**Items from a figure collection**
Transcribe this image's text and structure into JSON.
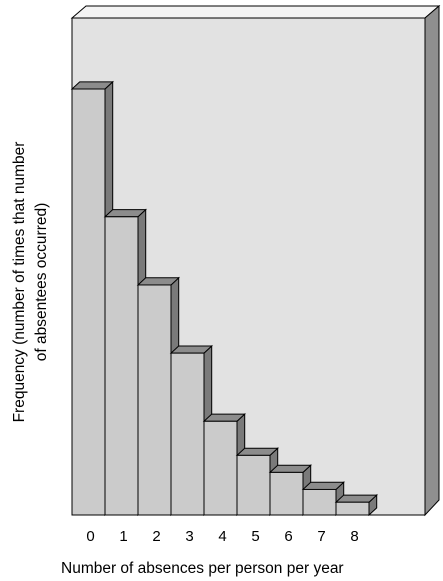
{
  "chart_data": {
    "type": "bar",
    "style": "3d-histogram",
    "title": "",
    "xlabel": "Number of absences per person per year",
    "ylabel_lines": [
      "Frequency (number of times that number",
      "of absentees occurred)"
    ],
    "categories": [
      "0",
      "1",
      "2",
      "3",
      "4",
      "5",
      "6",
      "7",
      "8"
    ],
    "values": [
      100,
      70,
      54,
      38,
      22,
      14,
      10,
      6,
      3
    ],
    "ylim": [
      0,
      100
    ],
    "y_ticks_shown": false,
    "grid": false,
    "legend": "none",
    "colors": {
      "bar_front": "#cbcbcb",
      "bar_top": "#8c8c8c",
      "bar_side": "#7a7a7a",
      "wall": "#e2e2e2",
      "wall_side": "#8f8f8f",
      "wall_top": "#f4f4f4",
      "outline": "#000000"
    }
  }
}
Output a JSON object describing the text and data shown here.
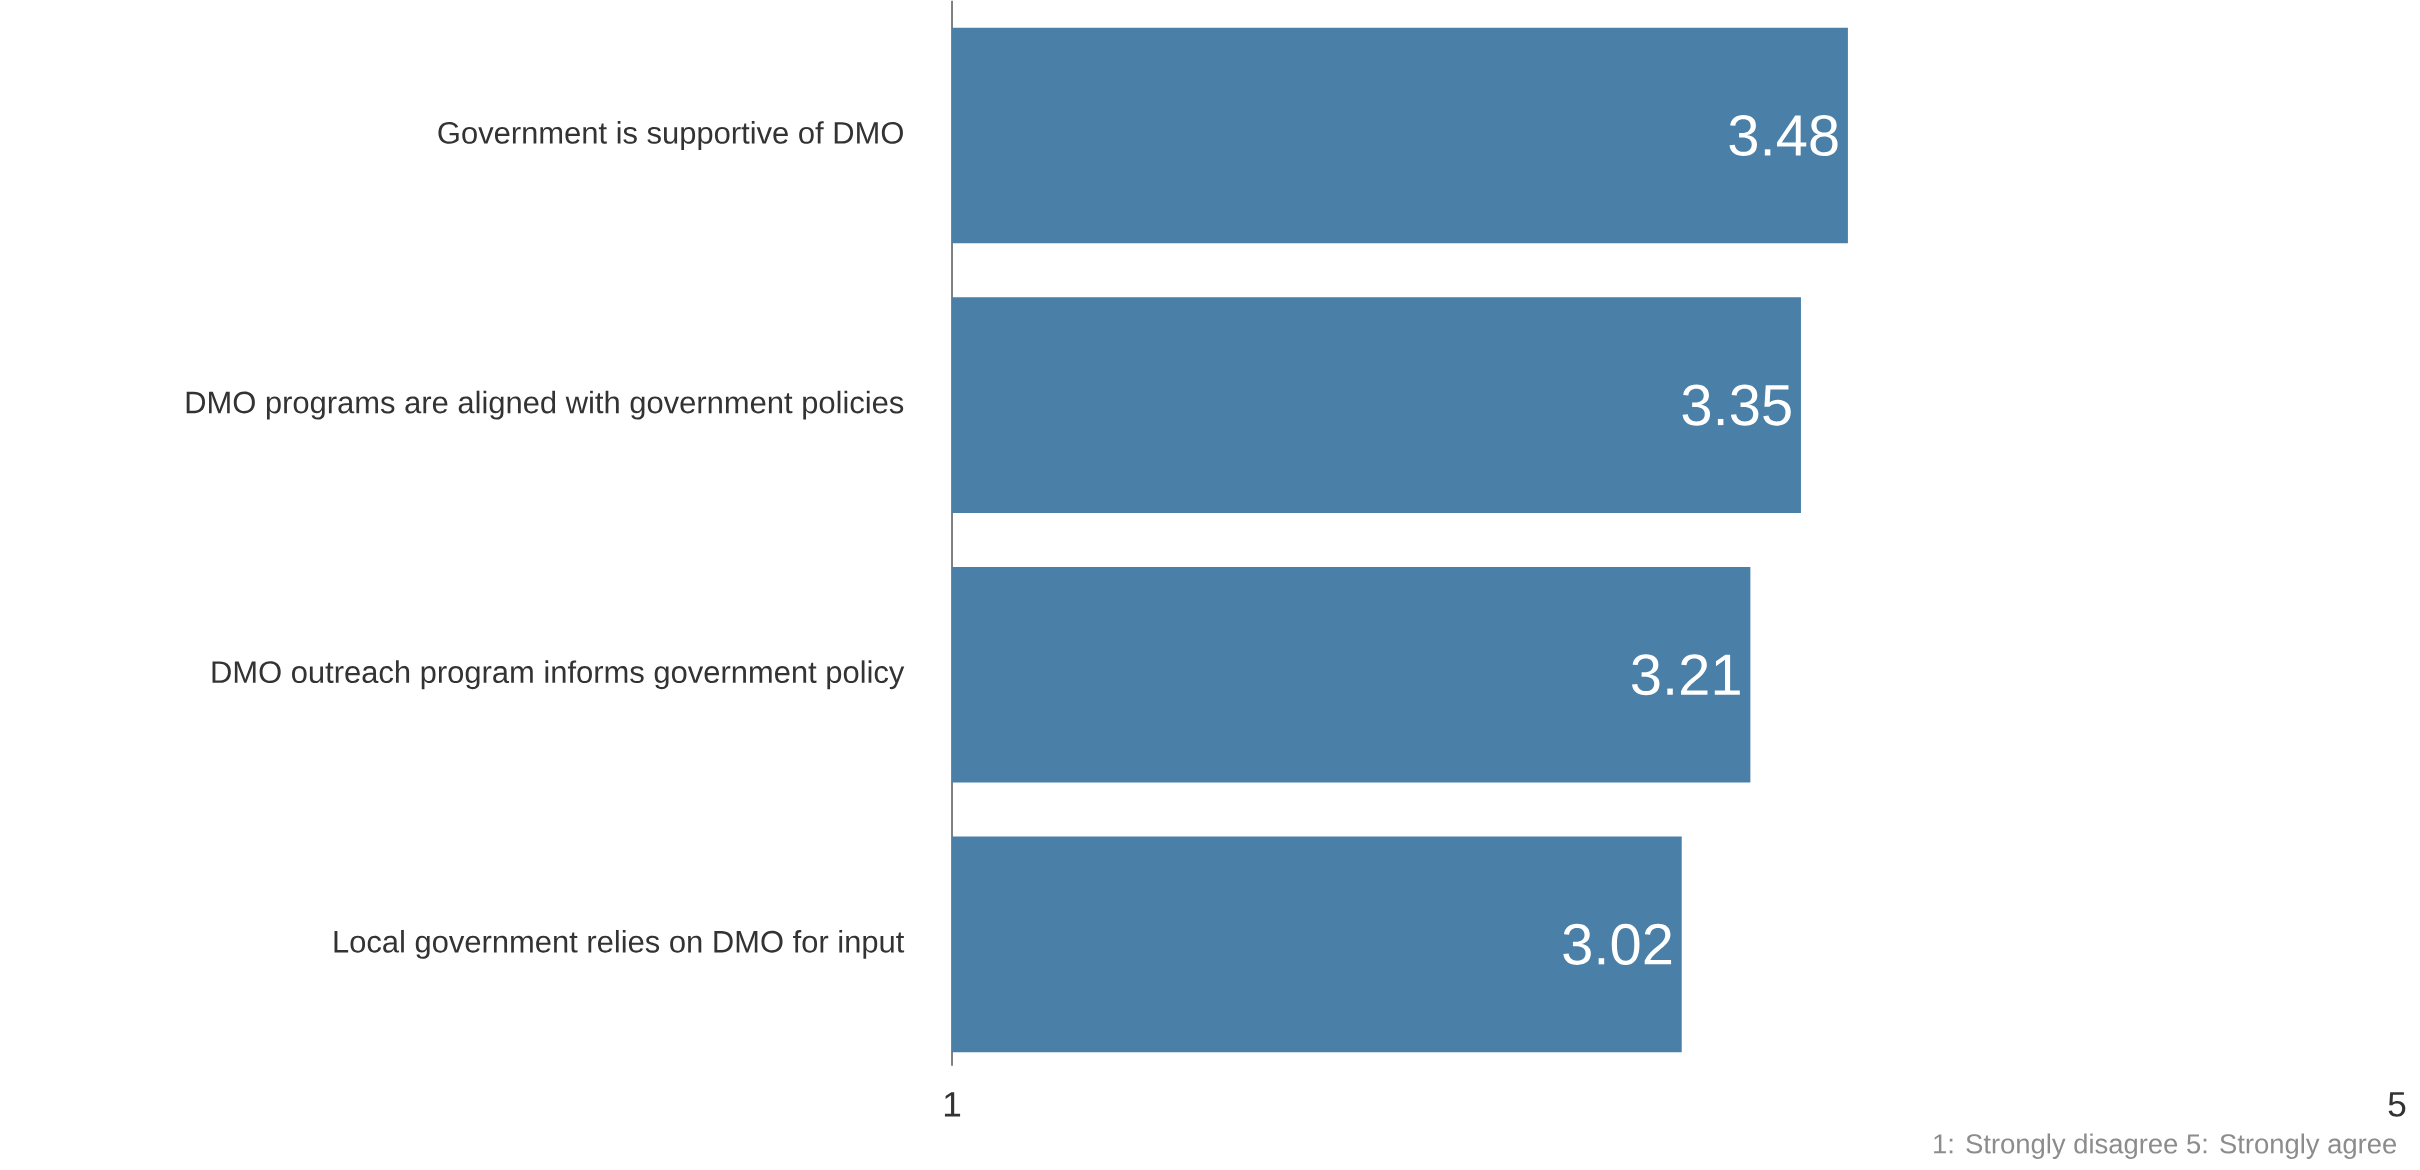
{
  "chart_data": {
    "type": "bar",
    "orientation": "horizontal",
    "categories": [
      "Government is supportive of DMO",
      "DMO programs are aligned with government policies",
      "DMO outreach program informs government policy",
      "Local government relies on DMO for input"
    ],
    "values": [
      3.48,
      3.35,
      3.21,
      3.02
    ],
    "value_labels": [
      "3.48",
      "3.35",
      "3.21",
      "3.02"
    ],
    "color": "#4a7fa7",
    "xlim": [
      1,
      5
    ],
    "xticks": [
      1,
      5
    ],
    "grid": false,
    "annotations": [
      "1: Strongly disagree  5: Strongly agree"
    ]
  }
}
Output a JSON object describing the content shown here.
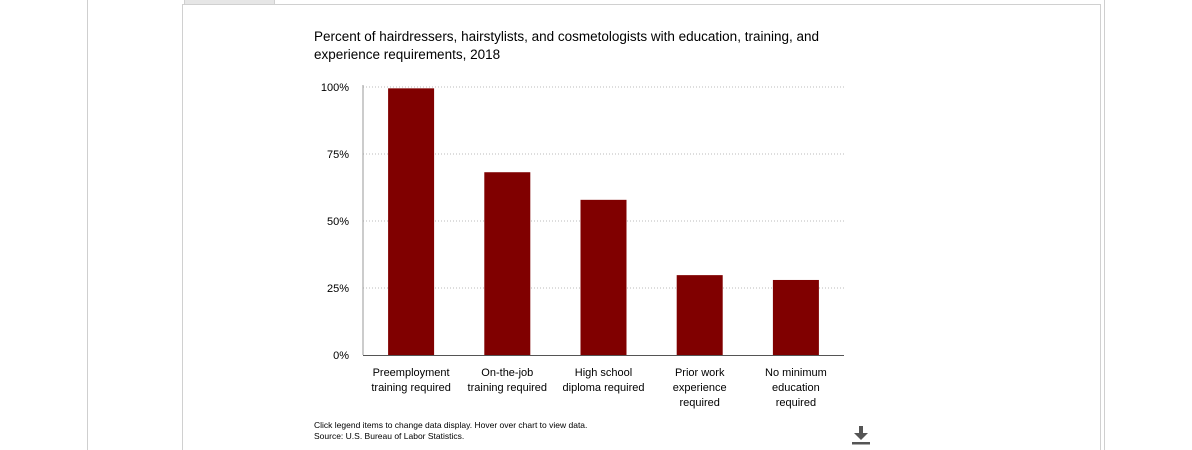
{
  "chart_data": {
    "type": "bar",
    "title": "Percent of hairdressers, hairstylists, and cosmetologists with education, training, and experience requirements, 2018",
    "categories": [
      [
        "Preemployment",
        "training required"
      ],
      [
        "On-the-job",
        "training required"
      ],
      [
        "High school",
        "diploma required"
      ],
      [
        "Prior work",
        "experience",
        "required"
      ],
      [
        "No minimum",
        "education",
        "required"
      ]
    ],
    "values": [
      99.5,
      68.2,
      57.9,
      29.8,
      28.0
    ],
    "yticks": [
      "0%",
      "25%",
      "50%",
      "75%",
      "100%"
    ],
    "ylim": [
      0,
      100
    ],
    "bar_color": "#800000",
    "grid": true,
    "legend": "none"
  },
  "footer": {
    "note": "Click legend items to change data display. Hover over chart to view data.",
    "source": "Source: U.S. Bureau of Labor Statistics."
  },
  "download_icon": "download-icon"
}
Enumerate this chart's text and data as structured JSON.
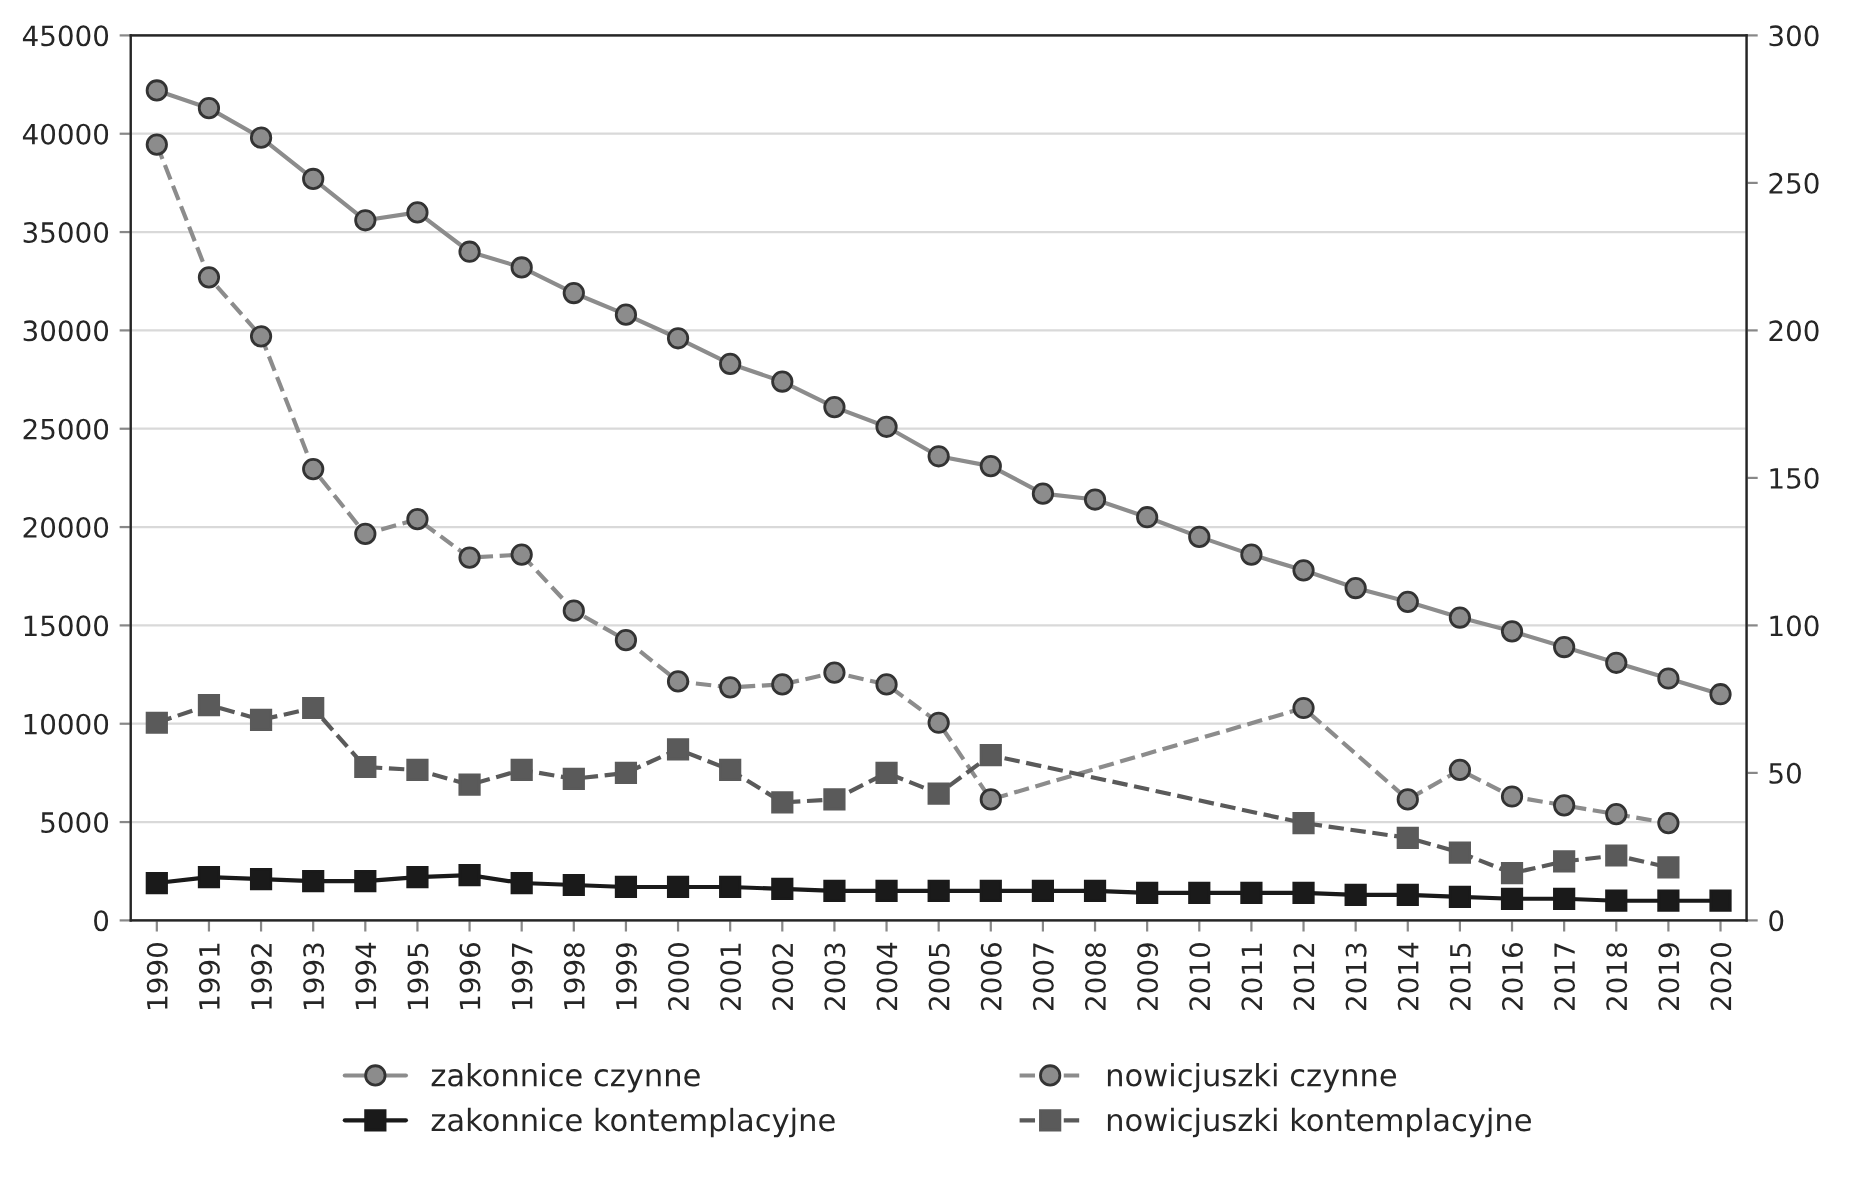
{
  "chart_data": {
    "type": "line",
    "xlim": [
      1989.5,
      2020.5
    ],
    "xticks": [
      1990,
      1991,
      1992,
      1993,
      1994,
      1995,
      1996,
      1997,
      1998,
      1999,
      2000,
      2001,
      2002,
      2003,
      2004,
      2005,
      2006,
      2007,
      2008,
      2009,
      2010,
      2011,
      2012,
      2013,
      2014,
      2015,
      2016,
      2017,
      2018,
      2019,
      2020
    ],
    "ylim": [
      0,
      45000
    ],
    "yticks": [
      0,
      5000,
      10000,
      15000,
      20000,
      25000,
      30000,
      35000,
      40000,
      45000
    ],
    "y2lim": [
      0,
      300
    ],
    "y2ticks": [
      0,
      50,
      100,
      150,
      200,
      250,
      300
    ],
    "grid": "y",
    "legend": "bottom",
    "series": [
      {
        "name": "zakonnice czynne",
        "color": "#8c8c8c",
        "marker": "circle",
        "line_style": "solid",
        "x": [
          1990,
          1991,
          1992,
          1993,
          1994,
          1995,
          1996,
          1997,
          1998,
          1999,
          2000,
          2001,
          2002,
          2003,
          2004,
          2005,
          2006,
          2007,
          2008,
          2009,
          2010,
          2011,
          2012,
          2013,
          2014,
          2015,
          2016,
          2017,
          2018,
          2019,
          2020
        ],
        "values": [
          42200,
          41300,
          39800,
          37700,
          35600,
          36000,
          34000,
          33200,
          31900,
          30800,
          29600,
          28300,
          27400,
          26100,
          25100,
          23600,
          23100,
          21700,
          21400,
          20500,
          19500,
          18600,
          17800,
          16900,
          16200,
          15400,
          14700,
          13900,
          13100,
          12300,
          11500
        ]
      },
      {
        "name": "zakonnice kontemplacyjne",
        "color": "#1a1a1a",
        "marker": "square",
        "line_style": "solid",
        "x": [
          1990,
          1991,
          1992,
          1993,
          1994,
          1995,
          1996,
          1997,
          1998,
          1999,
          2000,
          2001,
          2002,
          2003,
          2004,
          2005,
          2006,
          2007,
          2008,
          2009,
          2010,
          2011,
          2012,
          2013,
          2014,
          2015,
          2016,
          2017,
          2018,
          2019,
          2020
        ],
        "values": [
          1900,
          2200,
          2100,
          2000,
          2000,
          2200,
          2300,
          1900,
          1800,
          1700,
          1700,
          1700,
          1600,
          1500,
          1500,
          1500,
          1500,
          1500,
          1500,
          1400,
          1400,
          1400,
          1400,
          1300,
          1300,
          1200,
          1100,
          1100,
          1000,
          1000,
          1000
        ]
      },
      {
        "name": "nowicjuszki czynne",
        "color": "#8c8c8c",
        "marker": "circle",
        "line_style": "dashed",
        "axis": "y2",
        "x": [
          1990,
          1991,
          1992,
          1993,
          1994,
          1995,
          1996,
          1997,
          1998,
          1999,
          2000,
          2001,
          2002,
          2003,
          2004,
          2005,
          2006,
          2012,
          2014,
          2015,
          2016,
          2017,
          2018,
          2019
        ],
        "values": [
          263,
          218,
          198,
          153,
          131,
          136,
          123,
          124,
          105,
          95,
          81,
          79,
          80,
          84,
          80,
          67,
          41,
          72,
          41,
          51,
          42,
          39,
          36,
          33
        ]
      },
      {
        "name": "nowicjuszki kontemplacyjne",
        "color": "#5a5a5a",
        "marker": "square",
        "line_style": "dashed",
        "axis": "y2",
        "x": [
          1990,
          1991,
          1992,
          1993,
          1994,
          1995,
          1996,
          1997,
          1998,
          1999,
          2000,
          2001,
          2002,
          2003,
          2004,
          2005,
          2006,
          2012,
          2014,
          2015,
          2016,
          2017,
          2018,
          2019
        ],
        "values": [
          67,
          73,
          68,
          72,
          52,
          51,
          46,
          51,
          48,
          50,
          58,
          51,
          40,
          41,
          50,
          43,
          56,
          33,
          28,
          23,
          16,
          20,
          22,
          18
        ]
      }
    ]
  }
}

**Work to complete**
The records above must be transcribed exactly. Pictures are left out of the copy.

**Result of this exercise**
Transcribe this image's text and structure into JSON.
{
  "chart_data": {
    "type": "bar",
    "style": "3d-histogram",
    "title": "",
    "xlabel": "Number of absences per person per year",
    "ylabel_lines": [
      "Frequency (number of times that number",
      "of absentees occurred)"
    ],
    "categories": [
      "0",
      "1",
      "2",
      "3",
      "4",
      "5",
      "6",
      "7",
      "8"
    ],
    "values": [
      100,
      70,
      54,
      38,
      22,
      14,
      10,
      6,
      3
    ],
    "ylim": [
      0,
      100
    ],
    "y_ticks_shown": false,
    "grid": false,
    "legend": "none",
    "colors": {
      "bar_front": "#cbcbcb",
      "bar_top": "#8c8c8c",
      "bar_side": "#7a7a7a",
      "wall": "#e2e2e2",
      "wall_side": "#8f8f8f",
      "wall_top": "#f4f4f4",
      "outline": "#000000"
    }
  }
}
Output a JSON object describing the text and data shown here.
{
  "chart_data": {
    "type": "bar",
    "orientation": "horizontal",
    "categories": [
      "Government is supportive of DMO",
      "DMO programs are aligned with government policies",
      "DMO outreach program informs government policy",
      "Local government relies on DMO for input"
    ],
    "values": [
      3.48,
      3.35,
      3.21,
      3.02
    ],
    "value_labels": [
      "3.48",
      "3.35",
      "3.21",
      "3.02"
    ],
    "color": "#4a7fa7",
    "xlim": [
      1,
      5
    ],
    "xticks": [
      1,
      5
    ],
    "grid": false,
    "annotations": [
      "1: Strongly disagree  5: Strongly agree"
    ]
  }
}
Output a JSON object describing the content shown here.
{
  "chart_data": {
    "type": "bar",
    "title": "Percent of hairdressers, hairstylists, and cosmetologists with education, training, and experience requirements, 2018",
    "categories": [
      [
        "Preemployment",
        "training required"
      ],
      [
        "On-the-job",
        "training required"
      ],
      [
        "High school",
        "diploma required"
      ],
      [
        "Prior work",
        "experience",
        "required"
      ],
      [
        "No minimum",
        "education",
        "required"
      ]
    ],
    "values": [
      99.5,
      68.2,
      57.9,
      29.8,
      28.0
    ],
    "yticks": [
      "0%",
      "25%",
      "50%",
      "75%",
      "100%"
    ],
    "ylim": [
      0,
      100
    ],
    "bar_color": "#800000",
    "grid": true,
    "legend": "none"
  },
  "footer": {
    "note": "Click legend items to change data display. Hover over chart to view data.",
    "source": "Source: U.S. Bureau of Labor Statistics."
  },
  "download_icon": "download-icon"
}
Enumerate this chart's text and data as structured JSON.
{
  "chart_data": {
    "type": "line",
    "xlim": [
      1989.5,
      2020.5
    ],
    "xticks": [
      1990,
      1991,
      1992,
      1993,
      1994,
      1995,
      1996,
      1997,
      1998,
      1999,
      2000,
      2001,
      2002,
      2003,
      2004,
      2005,
      2006,
      2007,
      2008,
      2009,
      2010,
      2011,
      2012,
      2013,
      2014,
      2015,
      2016,
      2017,
      2018,
      2019,
      2020
    ],
    "ylim": [
      0,
      45000
    ],
    "yticks": [
      0,
      5000,
      10000,
      15000,
      20000,
      25000,
      30000,
      35000,
      40000,
      45000
    ],
    "y2lim": [
      0,
      300
    ],
    "y2ticks": [
      0,
      50,
      100,
      150,
      200,
      250,
      300
    ],
    "grid": "y",
    "legend": "bottom",
    "series": [
      {
        "name": "zakonnice czynne",
        "color": "#8c8c8c",
        "marker": "circle",
        "line_style": "solid",
        "x": [
          1990,
          1991,
          1992,
          1993,
          1994,
          1995,
          1996,
          1997,
          1998,
          1999,
          2000,
          2001,
          2002,
          2003,
          2004,
          2005,
          2006,
          2007,
          2008,
          2009,
          2010,
          2011,
          2012,
          2013,
          2014,
          2015,
          2016,
          2017,
          2018,
          2019,
          2020
        ],
        "values": [
          42200,
          41300,
          39800,
          37700,
          35600,
          36000,
          34000,
          33200,
          31900,
          30800,
          29600,
          28300,
          27400,
          26100,
          25100,
          23600,
          23100,
          21700,
          21400,
          20500,
          19500,
          18600,
          17800,
          16900,
          16200,
          15400,
          14700,
          13900,
          13100,
          12300,
          11500
        ]
      },
      {
        "name": "zakonnice kontemplacyjne",
        "color": "#1a1a1a",
        "marker": "square",
        "line_style": "solid",
        "x": [
          1990,
          1991,
          1992,
          1993,
          1994,
          1995,
          1996,
          1997,
          1998,
          1999,
          2000,
          2001,
          2002,
          2003,
          2004,
          2005,
          2006,
          2007,
          2008,
          2009,
          2010,
          2011,
          2012,
          2013,
          2014,
          2015,
          2016,
          2017,
          2018,
          2019,
          2020
        ],
        "values": [
          1900,
          2200,
          2100,
          2000,
          2000,
          2200,
          2300,
          1900,
          1800,
          1700,
          1700,
          1700,
          1600,
          1500,
          1500,
          1500,
          1500,
          1500,
          1500,
          1400,
          1400,
          1400,
          1400,
          1300,
          1300,
          1200,
          1100,
          1100,
          1000,
          1000,
          1000
        ]
      },
      {
        "name": "nowicjuszki czynne",
        "color": "#8c8c8c",
        "marker": "circle",
        "line_style": "dashed",
        "axis": "y2",
        "x": [
          1990,
          1991,
          1992,
          1993,
          1994,
          1995,
          1996,
          1997,
          1998,
          1999,
          2000,
          2001,
          2002,
          2003,
          2004,
          2005,
          2006,
          2012,
          2014,
          2015,
          2016,
          2017,
          2018,
          2019
        ],
        "values": [
          263,
          218,
          198,
          153,
          131,
          136,
          123,
          124,
          105,
          95,
          81,
          79,
          80,
          84,
          80,
          67,
          41,
          72,
          41,
          51,
          42,
          39,
          36,
          33
        ]
      },
      {
        "name": "nowicjuszki kontemplacyjne",
        "color": "#5a5a5a",
        "marker": "square",
        "line_style": "dashed",
        "axis": "y2",
        "x": [
          1990,
          1991,
          1992,
          1993,
          1994,
          1995,
          1996,
          1997,
          1998,
          1999,
          2000,
          2001,
          2002,
          2003,
          2004,
          2005,
          2006,
          2012,
          2014,
          2015,
          2016,
          2017,
          2018,
          2019
        ],
        "values": [
          67,
          73,
          68,
          72,
          52,
          51,
          46,
          51,
          48,
          50,
          58,
          51,
          40,
          41,
          50,
          43,
          56,
          33,
          28,
          23,
          16,
          20,
          22,
          18
        ]
      }
    ]
  }
}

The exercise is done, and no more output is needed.